In this exercise, reproduce all the entries that follow exactly.

☆ ☆ ☆ ☆ ☆

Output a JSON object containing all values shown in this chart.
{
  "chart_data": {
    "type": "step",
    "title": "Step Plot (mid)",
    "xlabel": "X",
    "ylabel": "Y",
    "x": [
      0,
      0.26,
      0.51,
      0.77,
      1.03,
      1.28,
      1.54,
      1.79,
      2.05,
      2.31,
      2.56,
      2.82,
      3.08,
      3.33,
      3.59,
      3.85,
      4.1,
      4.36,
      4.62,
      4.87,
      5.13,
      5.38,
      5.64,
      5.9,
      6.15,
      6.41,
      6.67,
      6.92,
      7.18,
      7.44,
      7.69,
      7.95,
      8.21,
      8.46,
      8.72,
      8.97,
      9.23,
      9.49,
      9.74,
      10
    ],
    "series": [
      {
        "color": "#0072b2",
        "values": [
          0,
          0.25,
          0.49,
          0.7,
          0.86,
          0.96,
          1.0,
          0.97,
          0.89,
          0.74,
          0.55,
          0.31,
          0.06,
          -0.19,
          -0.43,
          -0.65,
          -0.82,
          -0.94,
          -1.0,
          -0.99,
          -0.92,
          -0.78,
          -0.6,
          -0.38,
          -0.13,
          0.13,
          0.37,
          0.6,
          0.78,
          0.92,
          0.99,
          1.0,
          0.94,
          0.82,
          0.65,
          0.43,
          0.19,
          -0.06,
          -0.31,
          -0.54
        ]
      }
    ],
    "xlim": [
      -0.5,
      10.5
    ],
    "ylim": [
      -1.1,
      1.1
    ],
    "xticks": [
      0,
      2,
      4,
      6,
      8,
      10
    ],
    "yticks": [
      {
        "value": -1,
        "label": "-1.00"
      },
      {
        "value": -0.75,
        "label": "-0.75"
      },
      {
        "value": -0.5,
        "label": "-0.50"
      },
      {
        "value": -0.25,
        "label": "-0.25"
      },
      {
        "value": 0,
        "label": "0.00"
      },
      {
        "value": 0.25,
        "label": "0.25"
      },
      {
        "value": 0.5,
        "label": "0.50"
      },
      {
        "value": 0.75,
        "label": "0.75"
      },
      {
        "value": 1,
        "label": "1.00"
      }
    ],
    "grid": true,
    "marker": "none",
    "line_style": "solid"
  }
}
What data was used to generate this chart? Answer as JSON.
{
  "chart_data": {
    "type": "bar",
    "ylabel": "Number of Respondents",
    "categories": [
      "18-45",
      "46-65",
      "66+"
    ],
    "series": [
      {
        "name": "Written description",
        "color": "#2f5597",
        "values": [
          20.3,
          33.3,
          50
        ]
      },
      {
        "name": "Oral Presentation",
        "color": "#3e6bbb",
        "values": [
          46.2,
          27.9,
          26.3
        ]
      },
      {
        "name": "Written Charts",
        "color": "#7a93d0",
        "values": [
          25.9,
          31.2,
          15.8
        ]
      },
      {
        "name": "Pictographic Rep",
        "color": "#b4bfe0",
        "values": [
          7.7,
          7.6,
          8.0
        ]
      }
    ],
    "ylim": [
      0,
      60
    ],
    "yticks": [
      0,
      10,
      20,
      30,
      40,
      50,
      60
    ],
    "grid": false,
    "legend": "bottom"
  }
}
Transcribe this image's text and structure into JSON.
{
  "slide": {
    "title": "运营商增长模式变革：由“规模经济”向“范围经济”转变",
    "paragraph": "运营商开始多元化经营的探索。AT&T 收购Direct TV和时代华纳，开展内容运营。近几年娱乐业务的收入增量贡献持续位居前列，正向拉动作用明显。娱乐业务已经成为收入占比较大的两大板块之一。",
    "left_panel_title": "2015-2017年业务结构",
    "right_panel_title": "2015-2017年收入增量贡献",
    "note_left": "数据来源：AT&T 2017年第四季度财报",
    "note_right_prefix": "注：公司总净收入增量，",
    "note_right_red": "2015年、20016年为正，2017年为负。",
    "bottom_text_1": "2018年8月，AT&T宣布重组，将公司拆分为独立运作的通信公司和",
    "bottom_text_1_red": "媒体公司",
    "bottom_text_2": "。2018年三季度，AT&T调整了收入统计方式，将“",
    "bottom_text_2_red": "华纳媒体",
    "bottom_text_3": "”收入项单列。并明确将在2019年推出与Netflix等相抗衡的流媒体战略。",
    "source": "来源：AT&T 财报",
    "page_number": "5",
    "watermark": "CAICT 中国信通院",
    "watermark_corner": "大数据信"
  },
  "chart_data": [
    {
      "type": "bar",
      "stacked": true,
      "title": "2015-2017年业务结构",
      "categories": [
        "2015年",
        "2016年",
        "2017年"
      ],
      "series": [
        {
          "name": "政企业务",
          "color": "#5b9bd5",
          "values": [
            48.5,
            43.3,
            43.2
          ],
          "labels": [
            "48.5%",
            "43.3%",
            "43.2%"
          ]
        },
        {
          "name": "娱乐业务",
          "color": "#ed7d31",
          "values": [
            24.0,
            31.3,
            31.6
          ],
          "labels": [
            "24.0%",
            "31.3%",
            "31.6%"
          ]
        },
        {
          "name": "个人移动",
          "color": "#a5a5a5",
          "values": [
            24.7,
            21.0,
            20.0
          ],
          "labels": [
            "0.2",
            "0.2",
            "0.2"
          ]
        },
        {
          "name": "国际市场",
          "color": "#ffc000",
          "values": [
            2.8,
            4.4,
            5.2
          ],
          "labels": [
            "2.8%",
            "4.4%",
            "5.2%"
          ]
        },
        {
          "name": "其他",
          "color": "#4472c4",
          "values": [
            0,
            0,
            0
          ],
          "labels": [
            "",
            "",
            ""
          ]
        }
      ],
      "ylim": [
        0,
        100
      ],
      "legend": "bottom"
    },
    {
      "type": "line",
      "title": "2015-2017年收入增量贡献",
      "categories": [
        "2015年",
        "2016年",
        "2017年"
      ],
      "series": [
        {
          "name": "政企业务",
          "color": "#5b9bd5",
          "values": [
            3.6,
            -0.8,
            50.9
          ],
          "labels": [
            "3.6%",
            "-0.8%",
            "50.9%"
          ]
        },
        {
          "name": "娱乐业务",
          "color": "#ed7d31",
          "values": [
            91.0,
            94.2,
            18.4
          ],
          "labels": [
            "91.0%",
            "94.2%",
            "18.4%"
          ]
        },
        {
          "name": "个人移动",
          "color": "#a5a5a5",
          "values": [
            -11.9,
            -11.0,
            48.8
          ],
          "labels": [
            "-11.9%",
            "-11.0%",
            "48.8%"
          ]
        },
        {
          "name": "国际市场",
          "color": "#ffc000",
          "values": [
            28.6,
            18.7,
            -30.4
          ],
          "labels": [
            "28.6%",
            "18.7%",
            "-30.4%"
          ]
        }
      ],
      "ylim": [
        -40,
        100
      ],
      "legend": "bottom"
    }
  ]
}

☆ ☆ ☆ ☆ ☆

→ Solved problem
Output a JSON object containing all values shown in this chart.
{
  "chart_data": {
    "type": "step",
    "title": "Step Plot (mid)",
    "xlabel": "X",
    "ylabel": "Y",
    "x": [
      0,
      0.26,
      0.51,
      0.77,
      1.03,
      1.28,
      1.54,
      1.79,
      2.05,
      2.31,
      2.56,
      2.82,
      3.08,
      3.33,
      3.59,
      3.85,
      4.1,
      4.36,
      4.62,
      4.87,
      5.13,
      5.38,
      5.64,
      5.9,
      6.15,
      6.41,
      6.67,
      6.92,
      7.18,
      7.44,
      7.69,
      7.95,
      8.21,
      8.46,
      8.72,
      8.97,
      9.23,
      9.49,
      9.74,
      10
    ],
    "series": [
      {
        "color": "#0072b2",
        "values": [
          0,
          0.25,
          0.49,
          0.7,
          0.86,
          0.96,
          1.0,
          0.97,
          0.89,
          0.74,
          0.55,
          0.31,
          0.06,
          -0.19,
          -0.43,
          -0.65,
          -0.82,
          -0.94,
          -1.0,
          -0.99,
          -0.92,
          -0.78,
          -0.6,
          -0.38,
          -0.13,
          0.13,
          0.37,
          0.6,
          0.78,
          0.92,
          0.99,
          1.0,
          0.94,
          0.82,
          0.65,
          0.43,
          0.19,
          -0.06,
          -0.31,
          -0.54
        ]
      }
    ],
    "xlim": [
      -0.5,
      10.5
    ],
    "ylim": [
      -1.1,
      1.1
    ],
    "xticks": [
      0,
      2,
      4,
      6,
      8,
      10
    ],
    "yticks": [
      {
        "value": -1,
        "label": "-1.00"
      },
      {
        "value": -0.75,
        "label": "-0.75"
      },
      {
        "value": -0.5,
        "label": "-0.50"
      },
      {
        "value": -0.25,
        "label": "-0.25"
      },
      {
        "value": 0,
        "label": "0.00"
      },
      {
        "value": 0.25,
        "label": "0.25"
      },
      {
        "value": 0.5,
        "label": "0.50"
      },
      {
        "value": 0.75,
        "label": "0.75"
      },
      {
        "value": 1,
        "label": "1.00"
      }
    ],
    "grid": true,
    "marker": "none",
    "line_style": "solid"
  }
}
What data was used to generate this chart? Answer as JSON.
{
  "chart_data": {
    "type": "bar",
    "ylabel": "Number of Respondents",
    "categories": [
      "18-45",
      "46-65",
      "66+"
    ],
    "series": [
      {
        "name": "Written description",
        "color": "#2f5597",
        "values": [
          20.3,
          33.3,
          50
        ]
      },
      {
        "name": "Oral Presentation",
        "color": "#3e6bbb",
        "values": [
          46.2,
          27.9,
          26.3
        ]
      },
      {
        "name": "Written Charts",
        "color": "#7a93d0",
        "values": [
          25.9,
          31.2,
          15.8
        ]
      },
      {
        "name": "Pictographic Rep",
        "color": "#b4bfe0",
        "values": [
          7.7,
          7.6,
          8.0
        ]
      }
    ],
    "ylim": [
      0,
      60
    ],
    "yticks": [
      0,
      10,
      20,
      30,
      40,
      50,
      60
    ],
    "grid": false,
    "legend": "bottom"
  }
}
Transcribe this image's text and structure into JSON.
{
  "slide": {
    "title": "运营商增长模式变革：由“规模经济”向“范围经济”转变",
    "paragraph": "运营商开始多元化经营的探索。AT&T 收购Direct TV和时代华纳，开展内容运营。近几年娱乐业务的收入增量贡献持续位居前列，正向拉动作用明显。娱乐业务已经成为收入占比较大的两大板块之一。",
    "left_panel_title": "2015-2017年业务结构",
    "right_panel_title": "2015-2017年收入增量贡献",
    "note_left": "数据来源：AT&T 2017年第四季度财报",
    "note_right_prefix": "注：公司总净收入增量，",
    "note_right_red": "2015年、20016年为正，2017年为负。",
    "bottom_text_1": "2018年8月，AT&T宣布重组，将公司拆分为独立运作的通信公司和",
    "bottom_text_1_red": "媒体公司",
    "bottom_text_2": "。2018年三季度，AT&T调整了收入统计方式，将“",
    "bottom_text_2_red": "华纳媒体",
    "bottom_text_3": "”收入项单列。并明确将在2019年推出与Netflix等相抗衡的流媒体战略。",
    "source": "来源：AT&T 财报",
    "page_number": "5",
    "watermark": "CAICT 中国信通院",
    "watermark_corner": "大数据信"
  },
  "chart_data": [
    {
      "type": "bar",
      "stacked": true,
      "title": "2015-2017年业务结构",
      "categories": [
        "2015年",
        "2016年",
        "2017年"
      ],
      "series": [
        {
          "name": "政企业务",
          "color": "#5b9bd5",
          "values": [
            48.5,
            43.3,
            43.2
          ],
          "labels": [
            "48.5%",
            "43.3%",
            "43.2%"
          ]
        },
        {
          "name": "娱乐业务",
          "color": "#ed7d31",
          "values": [
            24.0,
            31.3,
            31.6
          ],
          "labels": [
            "24.0%",
            "31.3%",
            "31.6%"
          ]
        },
        {
          "name": "个人移动",
          "color": "#a5a5a5",
          "values": [
            24.7,
            21.0,
            20.0
          ],
          "labels": [
            "0.2",
            "0.2",
            "0.2"
          ]
        },
        {
          "name": "国际市场",
          "color": "#ffc000",
          "values": [
            2.8,
            4.4,
            5.2
          ],
          "labels": [
            "2.8%",
            "4.4%",
            "5.2%"
          ]
        },
        {
          "name": "其他",
          "color": "#4472c4",
          "values": [
            0,
            0,
            0
          ],
          "labels": [
            "",
            "",
            ""
          ]
        }
      ],
      "ylim": [
        0,
        100
      ],
      "legend": "bottom"
    },
    {
      "type": "line",
      "title": "2015-2017年收入增量贡献",
      "categories": [
        "2015年",
        "2016年",
        "2017年"
      ],
      "series": [
        {
          "name": "政企业务",
          "color": "#5b9bd5",
          "values": [
            3.6,
            -0.8,
            50.9
          ],
          "labels": [
            "3.6%",
            "-0.8%",
            "50.9%"
          ]
        },
        {
          "name": "娱乐业务",
          "color": "#ed7d31",
          "values": [
            91.0,
            94.2,
            18.4
          ],
          "labels": [
            "91.0%",
            "94.2%",
            "18.4%"
          ]
        },
        {
          "name": "个人移动",
          "color": "#a5a5a5",
          "values": [
            -11.9,
            -11.0,
            48.8
          ],
          "labels": [
            "-11.9%",
            "-11.0%",
            "48.8%"
          ]
        },
        {
          "name": "国际市场",
          "color": "#ffc000",
          "values": [
            28.6,
            18.7,
            -30.4
          ],
          "labels": [
            "28.6%",
            "18.7%",
            "-30.4%"
          ]
        }
      ],
      "ylim": [
        -40,
        100
      ],
      "legend": "bottom"
    }
  ]
}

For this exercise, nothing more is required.